**What you have to do:** Take every line that has the string "Heliocentric" and copy it out.

**Working data:**

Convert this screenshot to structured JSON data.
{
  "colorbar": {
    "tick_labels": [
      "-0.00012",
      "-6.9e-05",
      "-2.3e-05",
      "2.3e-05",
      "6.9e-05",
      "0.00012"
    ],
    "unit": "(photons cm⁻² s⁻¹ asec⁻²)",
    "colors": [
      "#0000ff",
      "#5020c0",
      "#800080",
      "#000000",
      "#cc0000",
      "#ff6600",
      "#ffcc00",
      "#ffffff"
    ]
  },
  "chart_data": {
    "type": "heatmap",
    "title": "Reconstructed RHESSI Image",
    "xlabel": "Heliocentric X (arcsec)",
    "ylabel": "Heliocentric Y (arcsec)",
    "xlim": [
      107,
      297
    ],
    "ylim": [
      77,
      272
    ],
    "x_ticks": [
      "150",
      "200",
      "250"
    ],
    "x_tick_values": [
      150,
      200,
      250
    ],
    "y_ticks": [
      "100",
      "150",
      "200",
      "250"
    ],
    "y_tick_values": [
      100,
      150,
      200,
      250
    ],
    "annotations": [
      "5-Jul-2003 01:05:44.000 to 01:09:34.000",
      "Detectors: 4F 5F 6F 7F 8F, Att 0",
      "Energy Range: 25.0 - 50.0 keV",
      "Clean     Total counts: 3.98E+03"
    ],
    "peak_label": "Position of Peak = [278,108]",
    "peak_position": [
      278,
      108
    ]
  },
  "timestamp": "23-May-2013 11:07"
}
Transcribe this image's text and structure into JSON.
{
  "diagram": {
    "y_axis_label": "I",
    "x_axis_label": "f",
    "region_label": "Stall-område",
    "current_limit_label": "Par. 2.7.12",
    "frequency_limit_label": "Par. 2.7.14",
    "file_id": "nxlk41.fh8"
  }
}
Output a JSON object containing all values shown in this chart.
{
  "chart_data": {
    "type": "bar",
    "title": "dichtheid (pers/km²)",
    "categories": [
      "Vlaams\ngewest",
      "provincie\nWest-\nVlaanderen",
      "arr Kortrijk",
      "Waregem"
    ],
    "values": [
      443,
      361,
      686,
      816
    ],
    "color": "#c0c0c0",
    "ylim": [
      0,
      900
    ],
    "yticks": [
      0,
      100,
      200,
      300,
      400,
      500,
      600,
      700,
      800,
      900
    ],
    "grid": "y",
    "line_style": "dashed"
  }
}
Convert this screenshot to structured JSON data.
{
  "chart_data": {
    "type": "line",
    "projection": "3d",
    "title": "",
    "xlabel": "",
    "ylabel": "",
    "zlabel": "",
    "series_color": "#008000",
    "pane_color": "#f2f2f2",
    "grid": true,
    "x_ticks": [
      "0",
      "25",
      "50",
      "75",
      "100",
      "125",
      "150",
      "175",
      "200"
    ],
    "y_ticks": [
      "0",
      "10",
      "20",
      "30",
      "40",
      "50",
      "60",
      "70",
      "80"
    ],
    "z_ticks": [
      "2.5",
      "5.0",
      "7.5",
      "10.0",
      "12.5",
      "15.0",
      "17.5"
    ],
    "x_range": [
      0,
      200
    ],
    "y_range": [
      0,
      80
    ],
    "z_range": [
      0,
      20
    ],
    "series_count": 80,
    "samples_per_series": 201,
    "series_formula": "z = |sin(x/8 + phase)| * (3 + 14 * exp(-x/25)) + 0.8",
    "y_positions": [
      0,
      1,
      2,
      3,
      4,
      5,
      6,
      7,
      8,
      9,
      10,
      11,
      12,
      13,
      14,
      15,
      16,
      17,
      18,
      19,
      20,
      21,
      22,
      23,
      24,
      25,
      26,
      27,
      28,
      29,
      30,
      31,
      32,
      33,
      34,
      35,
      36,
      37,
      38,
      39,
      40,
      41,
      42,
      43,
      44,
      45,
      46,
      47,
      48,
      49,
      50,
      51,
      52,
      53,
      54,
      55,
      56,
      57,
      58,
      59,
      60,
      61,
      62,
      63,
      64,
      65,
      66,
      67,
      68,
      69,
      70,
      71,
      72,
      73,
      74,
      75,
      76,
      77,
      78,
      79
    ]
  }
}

**Exercise output:**
    "xlabel": "Heliocentric X (arcsec)",
    "ylabel": "Heliocentric Y (arcsec)",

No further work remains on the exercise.